> _WHAT YOU NEED TO DO_
Drop every picture and give the entries back exactly.

> _PROVIDED INFORMATION_
....................

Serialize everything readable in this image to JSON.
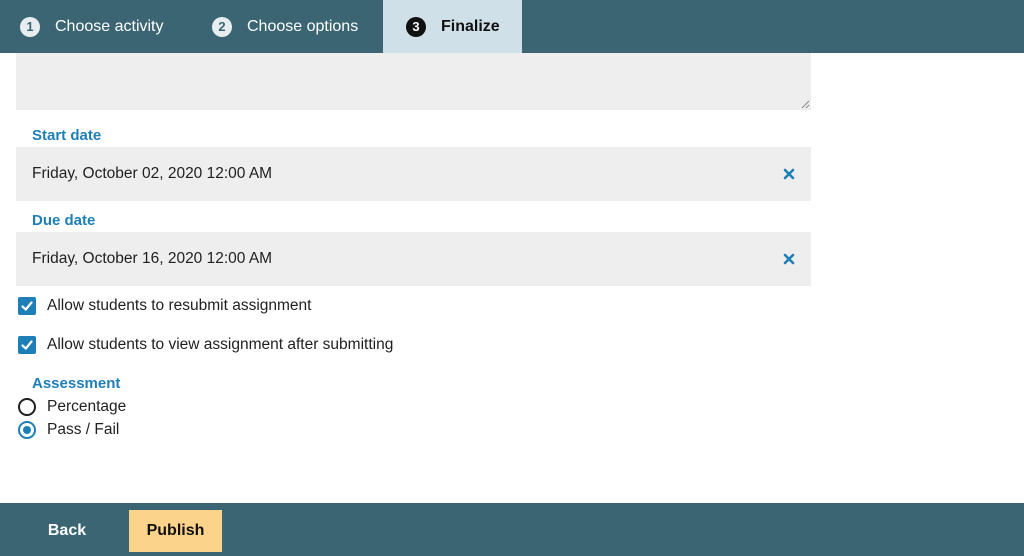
{
  "steps": [
    {
      "number": "1",
      "label": "Choose activity"
    },
    {
      "number": "2",
      "label": "Choose options"
    },
    {
      "number": "3",
      "label": "Finalize"
    }
  ],
  "form": {
    "start_date_label": "Start date",
    "start_date_value": "Friday, October 02, 2020 12:00 AM",
    "due_date_label": "Due date",
    "due_date_value": "Friday, October 16, 2020 12:00 AM",
    "clear_glyph": "✕",
    "checkboxes": [
      {
        "label": "Allow students to resubmit assignment",
        "checked": true
      },
      {
        "label": "Allow students to view assignment after submitting",
        "checked": true
      }
    ],
    "assessment_label": "Assessment",
    "assessment_options": [
      {
        "label": "Percentage",
        "selected": false
      },
      {
        "label": "Pass / Fail",
        "selected": true
      }
    ]
  },
  "footer": {
    "back_label": "Back",
    "publish_label": "Publish"
  },
  "colors": {
    "bar": "#3b6573",
    "accent": "#1e7fb6",
    "publish": "#fbd38a",
    "active_step": "#cfe0e8"
  }
}
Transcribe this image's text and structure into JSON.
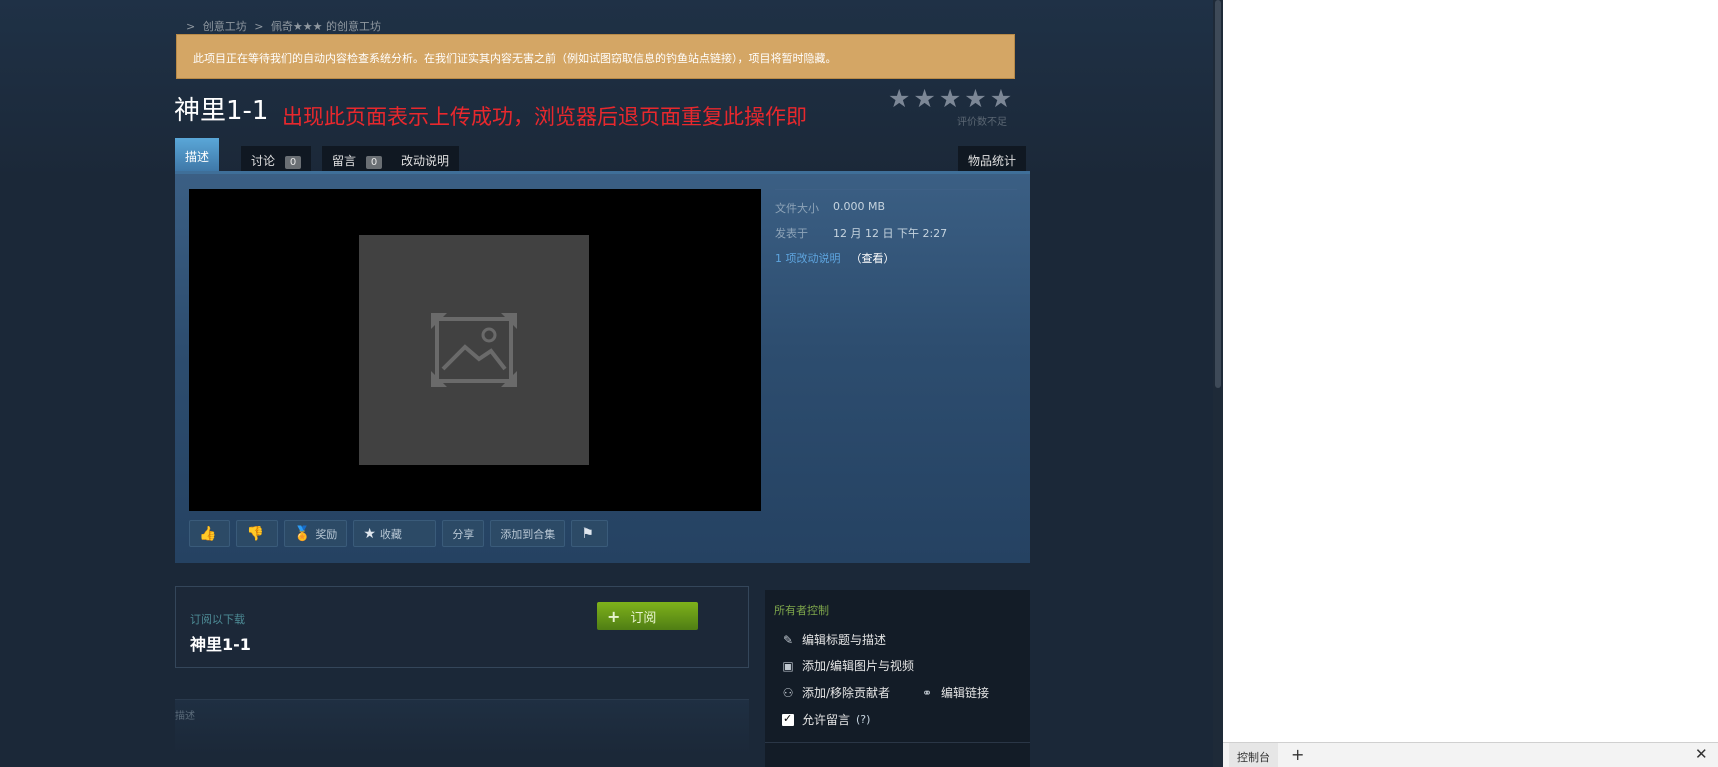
{
  "breadcrumb": {
    "arrow": ">",
    "workshop": "创意工坊",
    "separator": ">",
    "user_workshop": "佩奇★★★ 的创意工坊"
  },
  "notice": {
    "text": "此项目正在等待我们的自动内容检查系统分析。在我们证实其内容无害之前（例如试图窃取信息的钓鱼站点链接），项目将暂时隐藏。"
  },
  "item": {
    "title": "神里1-1",
    "success_message": "出现此页面表示上传成功，浏览器后退页面重复此操作即"
  },
  "rating": {
    "stars": "★★★★★",
    "label": "评价数不足"
  },
  "tabs": {
    "description": "描述",
    "discussions": {
      "label": "讨论",
      "count": "0"
    },
    "comments": {
      "label": "留言",
      "count": "0"
    },
    "changelog": "改动说明",
    "stats": "物品统计"
  },
  "meta": {
    "file_size_key": "文件大小",
    "file_size_value": "0.000 MB",
    "posted_key": "发表于",
    "posted_value": "12 月 12 日 下午 2:27",
    "changes_link": "1 项改动说明",
    "view_link": "（查看）"
  },
  "actions": {
    "thumbs_up_icon": "thumbs-up",
    "award": "奖励",
    "favorite": "收藏",
    "share": "分享",
    "add_to_collection": "添加到合集"
  },
  "subscribe": {
    "label": "订阅以下载",
    "title": "神里1-1",
    "button": "订阅",
    "button_icon": "+"
  },
  "description_section": {
    "label": "描述"
  },
  "owner_controls": {
    "title": "所有者控制",
    "edit_title": "编辑标题与描述",
    "add_media": "添加/编辑图片与视频",
    "contributors": "添加/移除贡献者",
    "edit_links": "编辑链接",
    "allow_comments": "允许留言",
    "help": "(?)"
  },
  "devtools": {
    "tab": "控制台",
    "add": "+",
    "close": "✕"
  },
  "colors": {
    "background": "#1b2838",
    "notice": "#d4a665",
    "accent_blue": "#5ea5df",
    "subscribe_green": "#7fb21b",
    "success_red": "#e8282d"
  }
}
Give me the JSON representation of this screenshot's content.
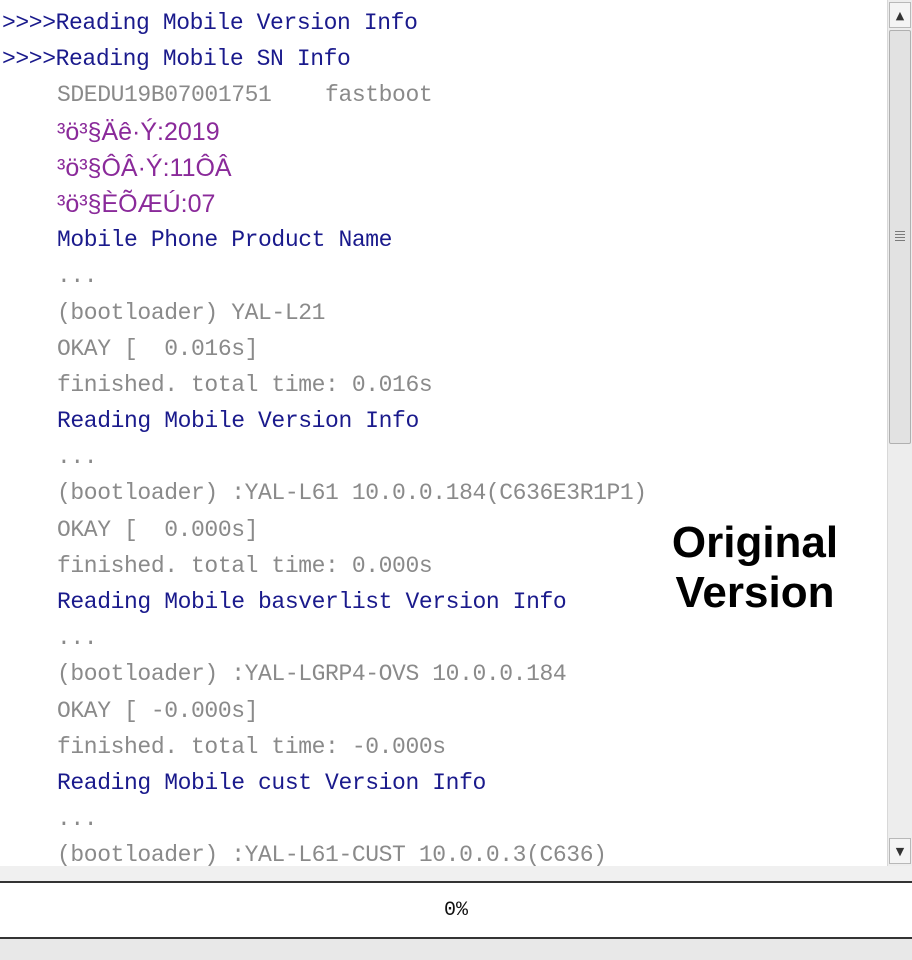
{
  "log": {
    "lines": [
      {
        "text": ">>>>Reading Mobile Version Info",
        "style": "blue",
        "indent": 0
      },
      {
        "text": ">>>>Reading Mobile SN Info",
        "style": "blue",
        "indent": 0
      },
      {
        "text": "SDEDU19B07001751    fastboot",
        "style": "gray",
        "indent": 1
      },
      {
        "text": "³ö³§Äê·Ý:2019",
        "style": "purple",
        "indent": 1
      },
      {
        "text": "³ö³§ÔÂ·Ý:11ÔÂ",
        "style": "purple",
        "indent": 1
      },
      {
        "text": "³ö³§ÈÕÆÚ:07",
        "style": "purple",
        "indent": 1
      },
      {
        "text": "Mobile Phone Product Name",
        "style": "blue",
        "indent": 1
      },
      {
        "text": "...",
        "style": "gray",
        "indent": 1
      },
      {
        "text": "(bootloader) YAL-L21",
        "style": "gray",
        "indent": 1
      },
      {
        "text": "OKAY [  0.016s]",
        "style": "gray",
        "indent": 1
      },
      {
        "text": "finished. total time: 0.016s",
        "style": "gray",
        "indent": 1
      },
      {
        "text": "Reading Mobile Version Info",
        "style": "blue",
        "indent": 1
      },
      {
        "text": "...",
        "style": "gray",
        "indent": 1
      },
      {
        "text": "(bootloader) :YAL-L61 10.0.0.184(C636E3R1P1)",
        "style": "gray",
        "indent": 1
      },
      {
        "text": "OKAY [  0.000s]",
        "style": "gray",
        "indent": 1
      },
      {
        "text": "finished. total time: 0.000s",
        "style": "gray",
        "indent": 1
      },
      {
        "text": "Reading Mobile basverlist Version Info",
        "style": "blue",
        "indent": 1
      },
      {
        "text": "...",
        "style": "gray",
        "indent": 1
      },
      {
        "text": "(bootloader) :YAL-LGRP4-OVS 10.0.0.184",
        "style": "gray",
        "indent": 1
      },
      {
        "text": "OKAY [ -0.000s]",
        "style": "gray",
        "indent": 1
      },
      {
        "text": "finished. total time: -0.000s",
        "style": "gray",
        "indent": 1
      },
      {
        "text": "Reading Mobile cust Version Info",
        "style": "blue",
        "indent": 1
      },
      {
        "text": "...",
        "style": "gray",
        "indent": 1
      },
      {
        "text": "(bootloader) :YAL-L61-CUST 10.0.0.3(C636)",
        "style": "gray",
        "indent": 1
      }
    ]
  },
  "watermark": {
    "line1": "Original",
    "line2": "Version"
  },
  "scrollbar": {
    "up_icon": "▲",
    "down_icon": "▼"
  },
  "progress": {
    "label": "0%",
    "value": 0
  },
  "colors": {
    "blue": "#1a1a8c",
    "gray": "#8a8a8a",
    "purple": "#8a2a9a",
    "progress_fill": "#3a7bd5"
  }
}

....................

> _ANSWER_
Serialize everything readable in this image to JSON.
{
  "steps": [
    {
      "number": "1",
      "label": "Choose activity"
    },
    {
      "number": "2",
      "label": "Choose options"
    },
    {
      "number": "3",
      "label": "Finalize"
    }
  ],
  "form": {
    "start_date_label": "Start date",
    "start_date_value": "Friday, October 02, 2020 12:00 AM",
    "due_date_label": "Due date",
    "due_date_value": "Friday, October 16, 2020 12:00 AM",
    "clear_glyph": "✕",
    "checkboxes": [
      {
        "label": "Allow students to resubmit assignment",
        "checked": true
      },
      {
        "label": "Allow students to view assignment after submitting",
        "checked": true
      }
    ],
    "assessment_label": "Assessment",
    "assessment_options": [
      {
        "label": "Percentage",
        "selected": false
      },
      {
        "label": "Pass / Fail",
        "selected": true
      }
    ]
  },
  "footer": {
    "back_label": "Back",
    "publish_label": "Publish"
  },
  "colors": {
    "bar": "#3b6573",
    "accent": "#1e7fb6",
    "publish": "#fbd38a",
    "active_step": "#cfe0e8"
  }
}
Transcribe this image's text and structure into JSON.
{
  "breadcrumb": {
    "arrow": ">",
    "workshop": "创意工坊",
    "separator": ">",
    "user_workshop": "佩奇★★★ 的创意工坊"
  },
  "notice": {
    "text": "此项目正在等待我们的自动内容检查系统分析。在我们证实其内容无害之前（例如试图窃取信息的钓鱼站点链接），项目将暂时隐藏。"
  },
  "item": {
    "title": "神里1-1",
    "success_message": "出现此页面表示上传成功，浏览器后退页面重复此操作即"
  },
  "rating": {
    "stars": "★★★★★",
    "label": "评价数不足"
  },
  "tabs": {
    "description": "描述",
    "discussions": {
      "label": "讨论",
      "count": "0"
    },
    "comments": {
      "label": "留言",
      "count": "0"
    },
    "changelog": "改动说明",
    "stats": "物品统计"
  },
  "meta": {
    "file_size_key": "文件大小",
    "file_size_value": "0.000 MB",
    "posted_key": "发表于",
    "posted_value": "12 月 12 日 下午 2:27",
    "changes_link": "1 项改动说明",
    "view_link": "（查看）"
  },
  "actions": {
    "thumbs_up_icon": "thumbs-up",
    "award": "奖励",
    "favorite": "收藏",
    "share": "分享",
    "add_to_collection": "添加到合集"
  },
  "subscribe": {
    "label": "订阅以下载",
    "title": "神里1-1",
    "button": "订阅",
    "button_icon": "+"
  },
  "description_section": {
    "label": "描述"
  },
  "owner_controls": {
    "title": "所有者控制",
    "edit_title": "编辑标题与描述",
    "add_media": "添加/编辑图片与视频",
    "contributors": "添加/移除贡献者",
    "edit_links": "编辑链接",
    "allow_comments": "允许留言",
    "help": "(?)"
  },
  "devtools": {
    "tab": "控制台",
    "add": "+",
    "close": "✕"
  },
  "colors": {
    "background": "#1b2838",
    "notice": "#d4a665",
    "accent_blue": "#5ea5df",
    "subscribe_green": "#7fb21b",
    "success_red": "#e8282d"
  }
}
Give me the JSON representation of this screenshot's content.
{
  "log": {
    "lines": [
      {
        "text": ">>>>Reading Mobile Version Info",
        "style": "blue",
        "indent": 0
      },
      {
        "text": ">>>>Reading Mobile SN Info",
        "style": "blue",
        "indent": 0
      },
      {
        "text": "SDEDU19B07001751    fastboot",
        "style": "gray",
        "indent": 1
      },
      {
        "text": "³ö³§Äê·Ý:2019",
        "style": "purple",
        "indent": 1
      },
      {
        "text": "³ö³§ÔÂ·Ý:11ÔÂ",
        "style": "purple",
        "indent": 1
      },
      {
        "text": "³ö³§ÈÕÆÚ:07",
        "style": "purple",
        "indent": 1
      },
      {
        "text": "Mobile Phone Product Name",
        "style": "blue",
        "indent": 1
      },
      {
        "text": "...",
        "style": "gray",
        "indent": 1
      },
      {
        "text": "(bootloader) YAL-L21",
        "style": "gray",
        "indent": 1
      },
      {
        "text": "OKAY [  0.016s]",
        "style": "gray",
        "indent": 1
      },
      {
        "text": "finished. total time: 0.016s",
        "style": "gray",
        "indent": 1
      },
      {
        "text": "Reading Mobile Version Info",
        "style": "blue",
        "indent": 1
      },
      {
        "text": "...",
        "style": "gray",
        "indent": 1
      },
      {
        "text": "(bootloader) :YAL-L61 10.0.0.184(C636E3R1P1)",
        "style": "gray",
        "indent": 1
      },
      {
        "text": "OKAY [  0.000s]",
        "style": "gray",
        "indent": 1
      },
      {
        "text": "finished. total time: 0.000s",
        "style": "gray",
        "indent": 1
      },
      {
        "text": "Reading Mobile basverlist Version Info",
        "style": "blue",
        "indent": 1
      },
      {
        "text": "...",
        "style": "gray",
        "indent": 1
      },
      {
        "text": "(bootloader) :YAL-LGRP4-OVS 10.0.0.184",
        "style": "gray",
        "indent": 1
      },
      {
        "text": "OKAY [ -0.000s]",
        "style": "gray",
        "indent": 1
      },
      {
        "text": "finished. total time: -0.000s",
        "style": "gray",
        "indent": 1
      },
      {
        "text": "Reading Mobile cust Version Info",
        "style": "blue",
        "indent": 1
      },
      {
        "text": "...",
        "style": "gray",
        "indent": 1
      },
      {
        "text": "(bootloader) :YAL-L61-CUST 10.0.0.3(C636)",
        "style": "gray",
        "indent": 1
      }
    ]
  },
  "watermark": {
    "line1": "Original",
    "line2": "Version"
  },
  "scrollbar": {
    "up_icon": "▲",
    "down_icon": "▼"
  },
  "progress": {
    "label": "0%",
    "value": 0
  },
  "colors": {
    "blue": "#1a1a8c",
    "gray": "#8a8a8a",
    "purple": "#8a2a9a",
    "progress_fill": "#3a7bd5"
  }
}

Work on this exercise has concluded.